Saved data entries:
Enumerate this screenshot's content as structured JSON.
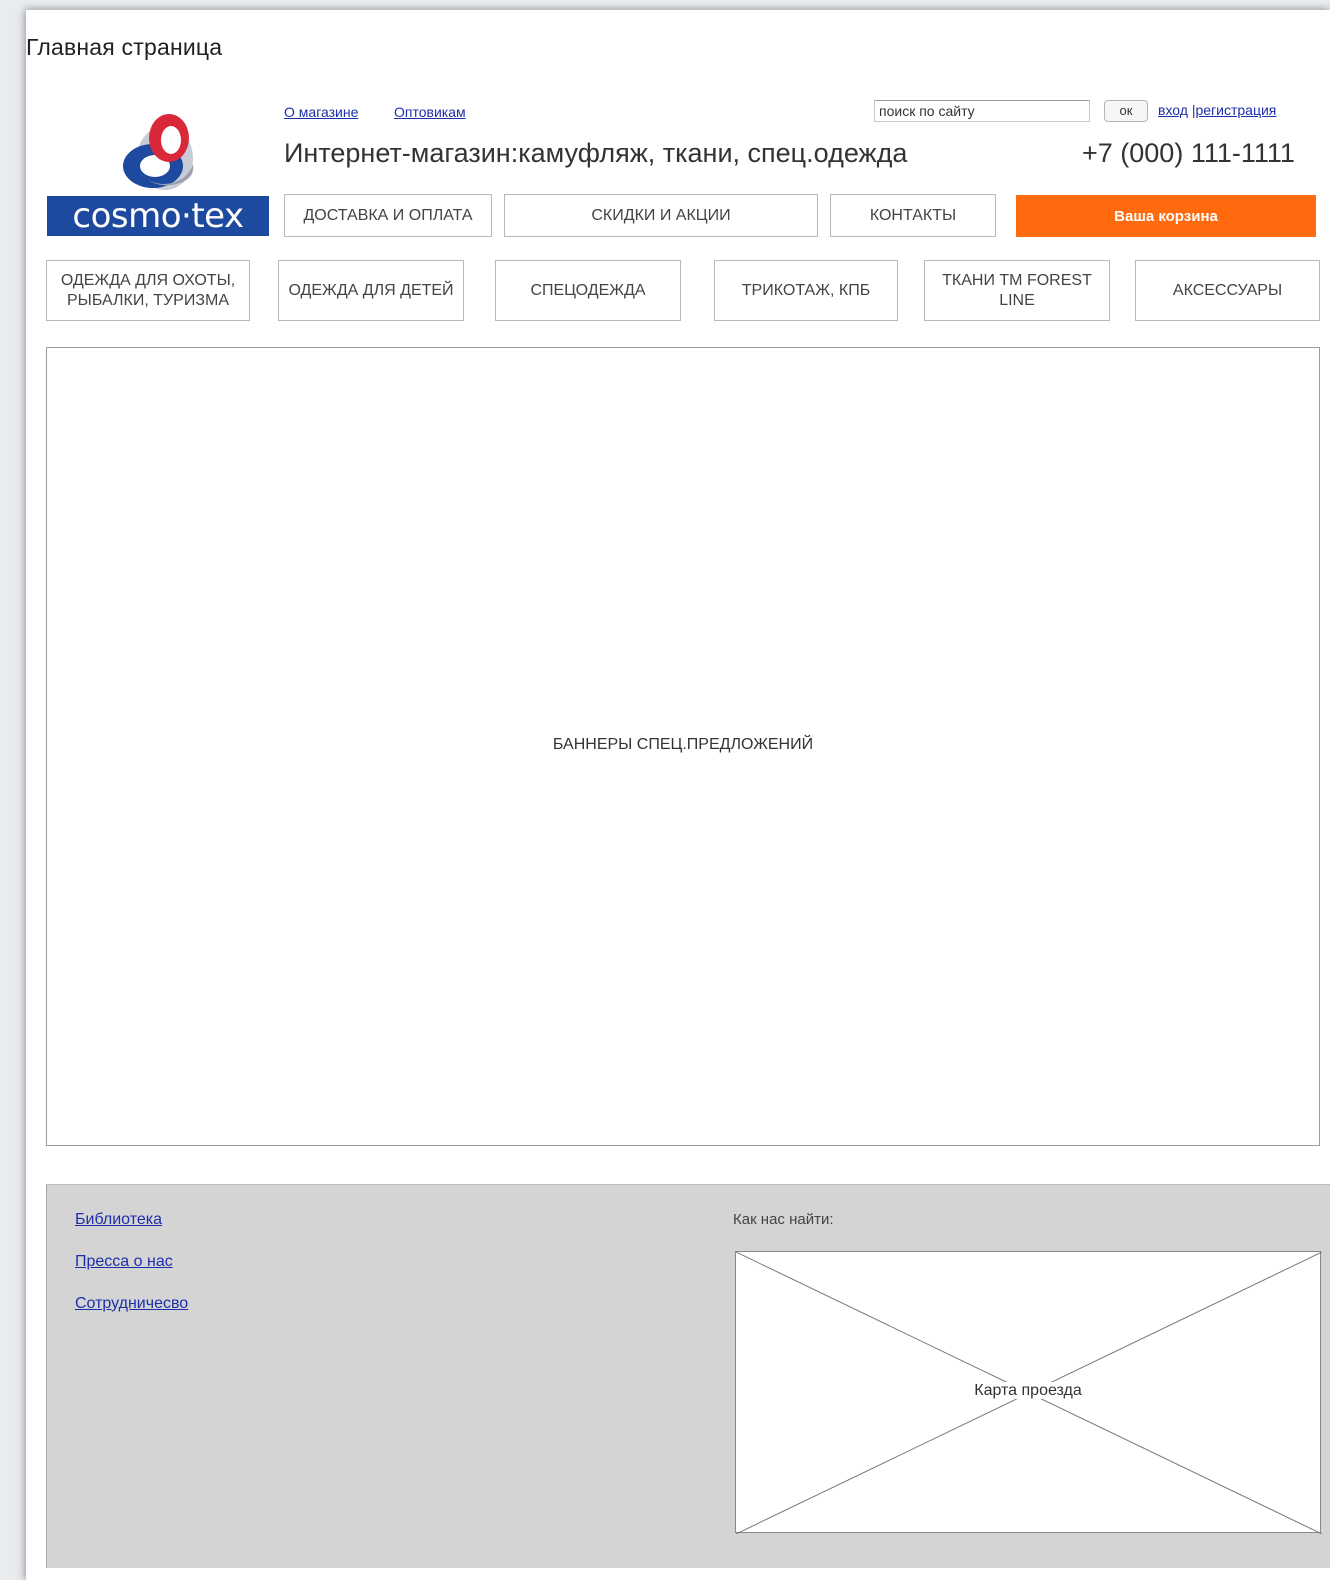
{
  "page": {
    "title": "Главная страница"
  },
  "header": {
    "logo_text": "cosmo·tex",
    "top_links": [
      "О магазине",
      "Оптовикам"
    ],
    "tagline": "Интернет-магазин:камуфляж, ткани, спец.одежда",
    "phone": "+7 (000) 111-1111",
    "search": {
      "value": "поиск по сайту",
      "button": "ок"
    },
    "auth": {
      "login": "вход",
      "separator": "|",
      "register": "регистрация"
    }
  },
  "nav": {
    "items": [
      "ДОСТАВКА И ОПЛАТА",
      "СКИДКИ И АКЦИИ",
      "КОНТАКТЫ"
    ],
    "cart": "Ваша корзина"
  },
  "categories": [
    "ОДЕЖДА ДЛЯ ОХОТЫ, РЫБАЛКИ, ТУРИЗМА",
    "ОДЕЖДА ДЛЯ ДЕТЕЙ",
    "СПЕЦОДЕЖДА",
    "ТРИКОТАЖ, КПБ",
    "ТКАНИ ТМ FOREST LINE",
    "АКСЕССУАРЫ"
  ],
  "banner": {
    "label": "БАННЕРЫ СПЕЦ.ПРЕДЛОЖЕНИЙ"
  },
  "footer": {
    "links": [
      "Библиотека",
      "Пресса о нас",
      "Сотрудничесво"
    ],
    "find_us": "Как нас найти:",
    "map_label": "Карта проезда"
  },
  "colors": {
    "cart": "#ff6a0f",
    "logo_bg": "#1d4a9e",
    "links": "#1d2fa8",
    "footer_bg": "#d4d4d4"
  }
}
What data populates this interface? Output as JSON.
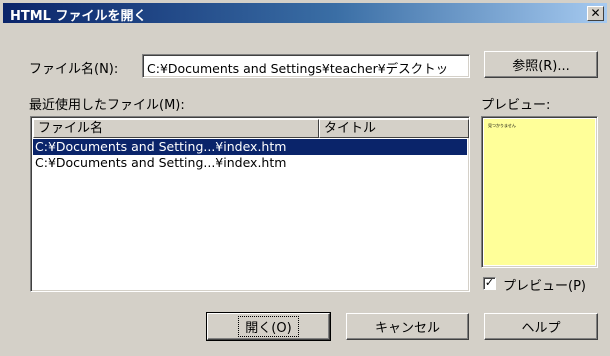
{
  "window": {
    "title": "HTML ファイルを開く",
    "close_glyph": "✕"
  },
  "filename": {
    "label": "ファイル名(N):",
    "value": "C:¥Documents and Settings¥teacher¥デスクトッ"
  },
  "browse_button": {
    "label": "参照(R)..."
  },
  "recent": {
    "label": "最近使用したファイル(M):",
    "columns": [
      "ファイル名",
      "タイトル"
    ],
    "rows": [
      {
        "file": "C:¥Documents and Setting...¥index.htm",
        "title": "",
        "selected": true
      },
      {
        "file": "C:¥Documents and Setting...¥index.htm",
        "title": "",
        "selected": false
      }
    ]
  },
  "preview": {
    "label": "プレビュー:",
    "thumbnail_text": "見つかりません",
    "background": "#ffff99",
    "checkbox_label": "プレビュー(P)",
    "checkbox_checked": true,
    "check_glyph": "✓"
  },
  "buttons": {
    "open": "開く(O)",
    "cancel": "キャンセル",
    "help": "ヘルプ"
  }
}
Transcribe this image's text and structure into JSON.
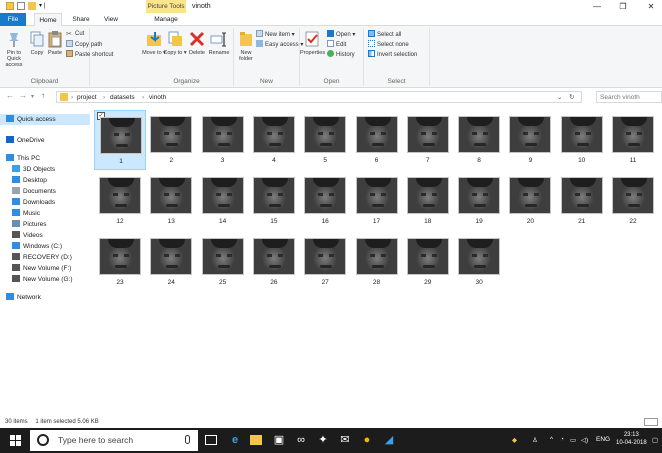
{
  "window": {
    "title": "vinoth",
    "context_tab": "Picture Tools",
    "controls": {
      "minimize": "—",
      "maximize": "❐",
      "close": "✕"
    }
  },
  "ribbon_tabs": [
    "File",
    "Home",
    "Share",
    "View",
    "Manage"
  ],
  "ribbon": {
    "clipboard": {
      "label": "Clipboard",
      "pin": "Pin to Quick access",
      "copy": "Copy",
      "paste": "Paste",
      "cut": "Cut",
      "copy_path": "Copy path",
      "paste_shortcut": "Paste shortcut"
    },
    "organize": {
      "label": "Organize",
      "move_to": "Move to ▾",
      "copy_to": "Copy to ▾",
      "delete": "Delete",
      "rename": "Rename"
    },
    "new": {
      "label": "New",
      "new_folder": "New folder",
      "new_item": "New item ▾",
      "easy_access": "Easy access ▾"
    },
    "open": {
      "label": "Open",
      "properties": "Properties",
      "open": "Open ▾",
      "edit": "Edit",
      "history": "History"
    },
    "select": {
      "label": "Select",
      "select_all": "Select all",
      "select_none": "Select none",
      "invert_selection": "Invert selection"
    }
  },
  "address": {
    "crumbs": [
      "project",
      "datasets",
      "vinoth"
    ],
    "search_placeholder": "Search vinoth"
  },
  "nav": {
    "items": [
      {
        "label": "Quick access",
        "icon": "star-icon",
        "color": "#2f8de4"
      },
      {
        "label": "OneDrive",
        "icon": "cloud-icon",
        "color": "#1266c4"
      },
      {
        "label": "This PC",
        "icon": "monitor-icon",
        "color": "#2f8de4"
      },
      {
        "label": "3D Objects",
        "icon": "cube-icon",
        "color": "#3aa0e8"
      },
      {
        "label": "Desktop",
        "icon": "desktop-icon",
        "color": "#2f8de4"
      },
      {
        "label": "Documents",
        "icon": "document-icon",
        "color": "#9aa4ad"
      },
      {
        "label": "Downloads",
        "icon": "download-icon",
        "color": "#2f8de4"
      },
      {
        "label": "Music",
        "icon": "music-icon",
        "color": "#2f8de4"
      },
      {
        "label": "Pictures",
        "icon": "pictures-icon",
        "color": "#6b8fb1"
      },
      {
        "label": "Videos",
        "icon": "videos-icon",
        "color": "#555555"
      },
      {
        "label": "Windows (C:)",
        "icon": "drive-icon",
        "color": "#2f8de4"
      },
      {
        "label": "RECOVERY (D:)",
        "icon": "drive-icon",
        "color": "#555555"
      },
      {
        "label": "New Volume (F:)",
        "icon": "drive-icon",
        "color": "#555555"
      },
      {
        "label": "New Volume (G:)",
        "icon": "drive-icon",
        "color": "#555555"
      },
      {
        "label": "Network",
        "icon": "network-icon",
        "color": "#2f8de4"
      }
    ]
  },
  "files": [
    "1",
    "2",
    "3",
    "4",
    "5",
    "6",
    "7",
    "8",
    "9",
    "10",
    "11",
    "12",
    "13",
    "14",
    "15",
    "16",
    "17",
    "18",
    "19",
    "20",
    "21",
    "22",
    "23",
    "24",
    "25",
    "26",
    "27",
    "28",
    "29",
    "30"
  ],
  "status": {
    "items": "30 items",
    "selected": "1 item selected  5.06 KB"
  },
  "taskbar": {
    "search_placeholder": "Type here to search",
    "tray_lang": "ENG",
    "time": "23:13",
    "date": "10-04-2018"
  },
  "colors": {
    "accent": "#1979ca",
    "selection": "#cce8ff",
    "context_tab": "#fbe58a",
    "taskbar": "#1c1c1c"
  }
}
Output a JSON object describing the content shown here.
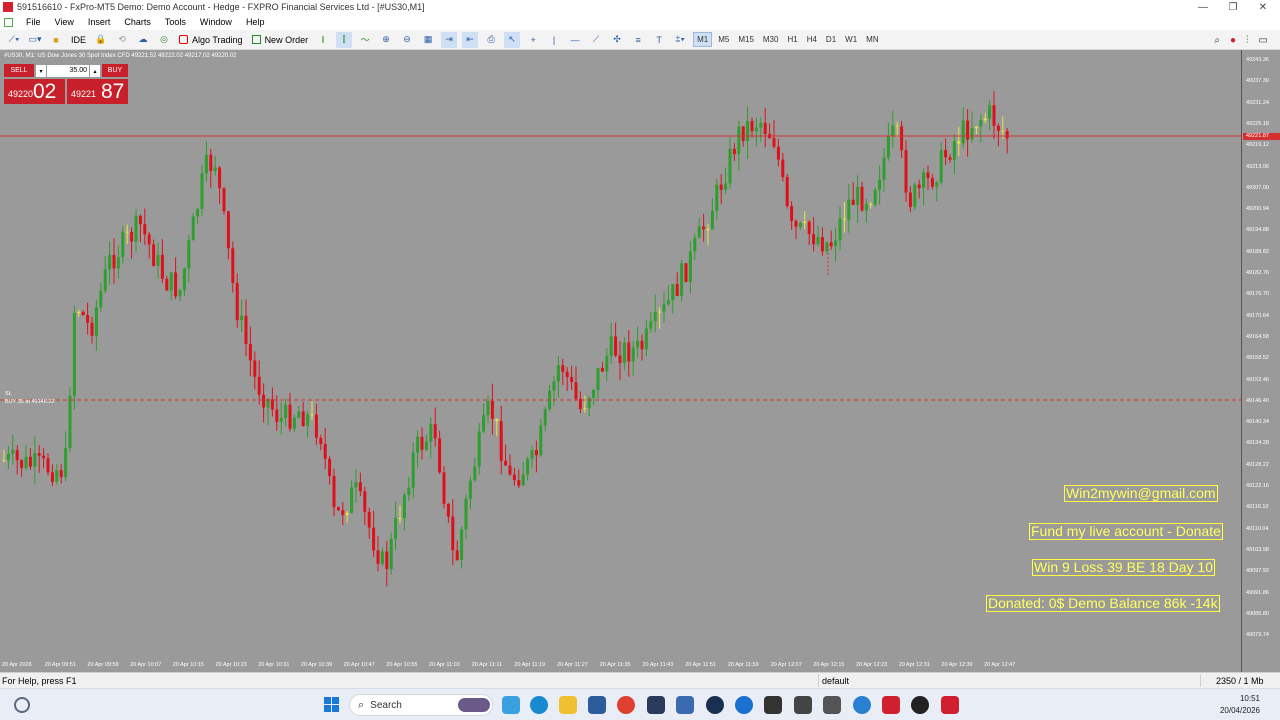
{
  "window": {
    "title": "591516610 - FxPro-MT5 Demo: Demo Account - Hedge - FXPRO Financial Services Ltd - [#US30,M1]",
    "controls": [
      "—",
      "❐",
      "✕"
    ]
  },
  "menu": [
    "File",
    "View",
    "Insert",
    "Charts",
    "Tools",
    "Window",
    "Help"
  ],
  "toolbar": {
    "ide_label": "IDE",
    "algo_trading_label": "Algo Trading",
    "new_order_label": "New Order",
    "timeframes": [
      "M1",
      "M5",
      "M15",
      "M30",
      "H1",
      "H4",
      "D1",
      "W1",
      "MN"
    ],
    "active_timeframe": "M1"
  },
  "chart": {
    "symbol_info": "#US30, M1: US Dow Jones 30 Spot Index CFD  49221.52 49222.02 49217.02 49220.02",
    "trade_panel": {
      "sell_label": "SELL",
      "buy_label": "BUY",
      "lot": "35.00",
      "sell_small": "49220",
      "sell_big": "02",
      "buy_small": "49221",
      "buy_big": "87"
    },
    "sl_label": "SL",
    "buy_position_label": "BUY 35 at 49146.22",
    "current_price": "49221.87",
    "price_labels": [
      "49243.36",
      "49237.30",
      "49231.24",
      "49225.18",
      "49219.12",
      "49213.06",
      "49207.00",
      "49200.94",
      "49194.88",
      "49188.82",
      "49182.76",
      "49176.70",
      "49170.64",
      "49164.58",
      "49158.52",
      "49152.46",
      "49146.40",
      "49140.34",
      "49134.28",
      "49128.22",
      "49122.16",
      "49116.10",
      "49110.04",
      "49103.98",
      "49097.92",
      "49091.86",
      "49085.80",
      "49079.74"
    ],
    "time_labels": [
      "20 Apr 2026",
      "20 Apr 09:51",
      "20 Apr 09:59",
      "20 Apr 10:07",
      "20 Apr 10:15",
      "20 Apr 10:23",
      "20 Apr 10:31",
      "20 Apr 10:39",
      "20 Apr 10:47",
      "20 Apr 10:55",
      "20 Apr 11:03",
      "20 Apr 11:11",
      "20 Apr 11:19",
      "20 Apr 11:27",
      "20 Apr 11:35",
      "20 Apr 11:43",
      "20 Apr 11:51",
      "20 Apr 11:59",
      "20 Apr 12:07",
      "20 Apr 12:15",
      "20 Apr 12:23",
      "20 Apr 12:31",
      "20 Apr 12:39",
      "20 Apr 12:47"
    ],
    "info_boxes": [
      "Win2mywin@gmail.com",
      "Fund my live account - Donate",
      "Win 9  Loss 39  BE 18  Day 10",
      "Donated: 0$  Demo Balance 86k -14k"
    ],
    "colors": {
      "background": "#9a9a9a",
      "bull": "#2e9e2e",
      "bear": "#e0101a",
      "doji": "#e6e640",
      "price_line": "#d43030"
    }
  },
  "status": {
    "help": "For Help, press F1",
    "profile": "default",
    "connection": "2350 / 1 Mb"
  },
  "taskbar": {
    "search_placeholder": "Search",
    "time": "10:51",
    "date": "20/04/2026"
  }
}
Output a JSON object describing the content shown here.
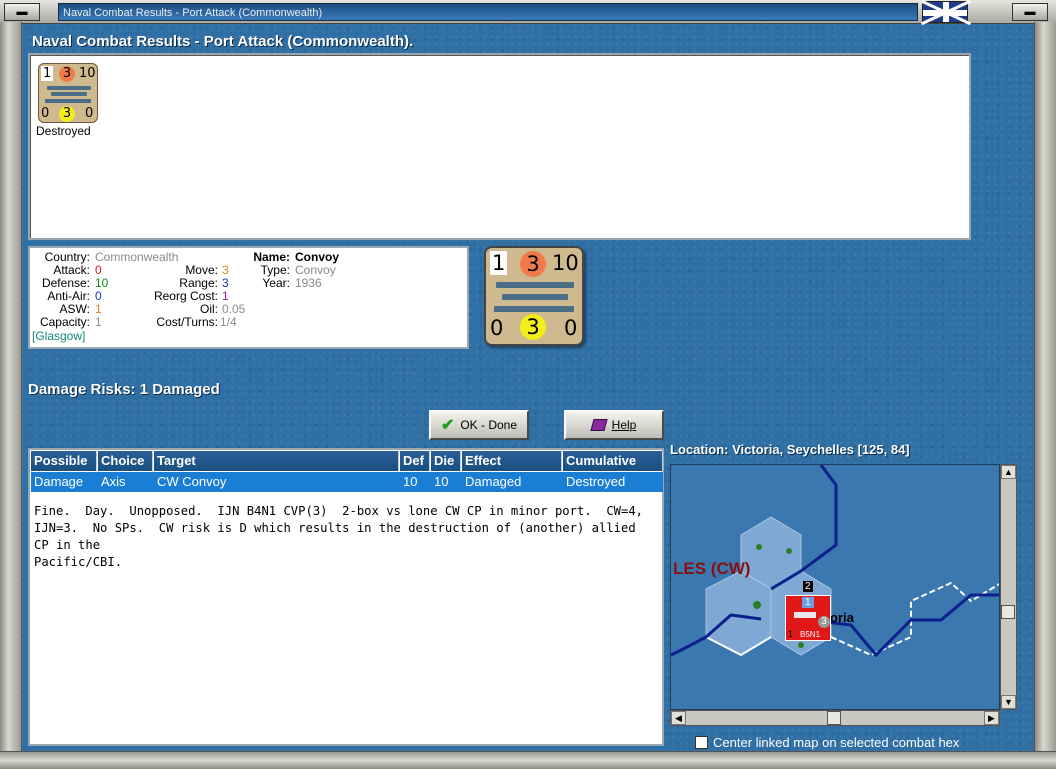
{
  "window": {
    "title": "Naval Combat Results - Port Attack (Commonwealth)",
    "nation_flag": "uk-flag-icon"
  },
  "heading": "Naval Combat Results - Port Attack (Commonwealth).",
  "results": {
    "units": [
      {
        "top_left": "1",
        "top_mid": "3",
        "top_right": "10",
        "bot_left": "0",
        "bot_mid": "3",
        "bot_right": "0",
        "status": "Destroyed"
      }
    ]
  },
  "unit_info": {
    "country_label": "Country:",
    "country": "Commonwealth",
    "attack_label": "Attack:",
    "attack": "0",
    "defense_label": "Defense:",
    "defense": "10",
    "antiair_label": "Anti-Air:",
    "antiair": "0",
    "asw_label": "ASW:",
    "asw": "1",
    "capacity_label": "Capacity:",
    "capacity": "1",
    "home_port": "[Glasgow]",
    "move_label": "Move:",
    "move": "3",
    "range_label": "Range:",
    "range": "3",
    "reorg_label": "Reorg Cost:",
    "reorg": "1",
    "oil_label": "Oil:",
    "oil": "0.05",
    "cost_label": "Cost/Turns:",
    "cost": "1/4",
    "name_label": "Name:",
    "name": "Convoy",
    "type_label": "Type:",
    "type": "Convoy",
    "year_label": "Year:",
    "year": "1936"
  },
  "big_counter": {
    "top_left": "1",
    "top_mid": "3",
    "top_right": "10",
    "bot_left": "0",
    "bot_mid": "3",
    "bot_right": "0"
  },
  "damage_risks": "Damage Risks:  1 Damaged",
  "buttons": {
    "ok": "OK - Done",
    "help": "Help"
  },
  "table": {
    "headers": [
      "Possible",
      "Choice",
      "Target",
      "Def",
      "Die",
      "Effect",
      "Cumulative"
    ],
    "rows": [
      [
        "Damage",
        "Axis",
        "CW Convoy",
        "10",
        "10",
        "Damaged",
        "Destroyed"
      ]
    ]
  },
  "notes": "Fine.  Day.  Unopposed.  IJN B4N1 CVP(3)  2-box vs lone CW CP in minor port.  CW=4,\nIJN=3.  No SPs.  CW risk is D which results in the destruction of (another) allied CP in the\nPacific/CBI.",
  "location": "Location:  Victoria, Seychelles [125, 84]",
  "map": {
    "region_label": "LES (CW)",
    "city_label": "oria",
    "stack_count": "2",
    "unit_top": "1",
    "unit_bot_left": "1",
    "unit_strength": "3",
    "unit_name": "B5N1"
  },
  "center_option": "Center linked map on selected combat hex"
}
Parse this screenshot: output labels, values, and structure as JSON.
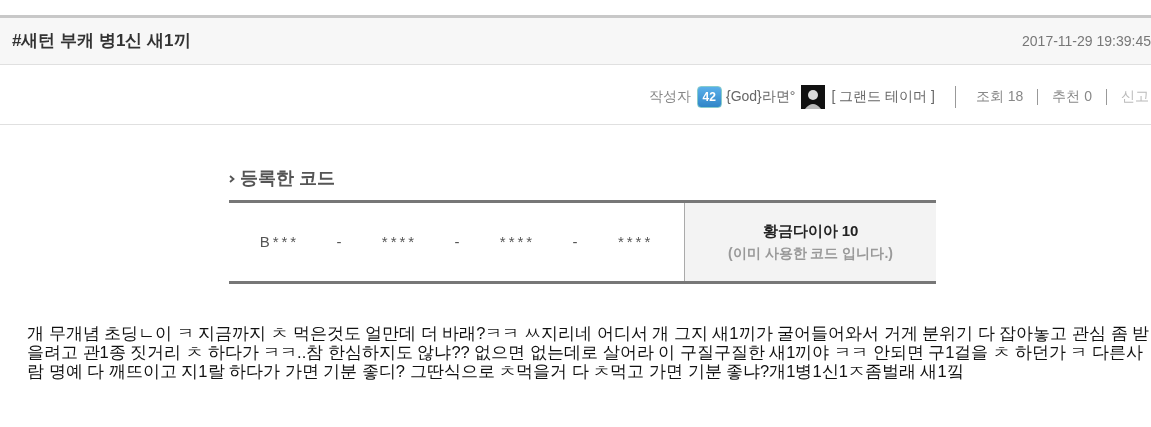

Written problem. Look through the listing and extract every line with "selection" in it.

Correct response.
      "invert_selection": "Invert selection"
    "selection": "#cce8ff",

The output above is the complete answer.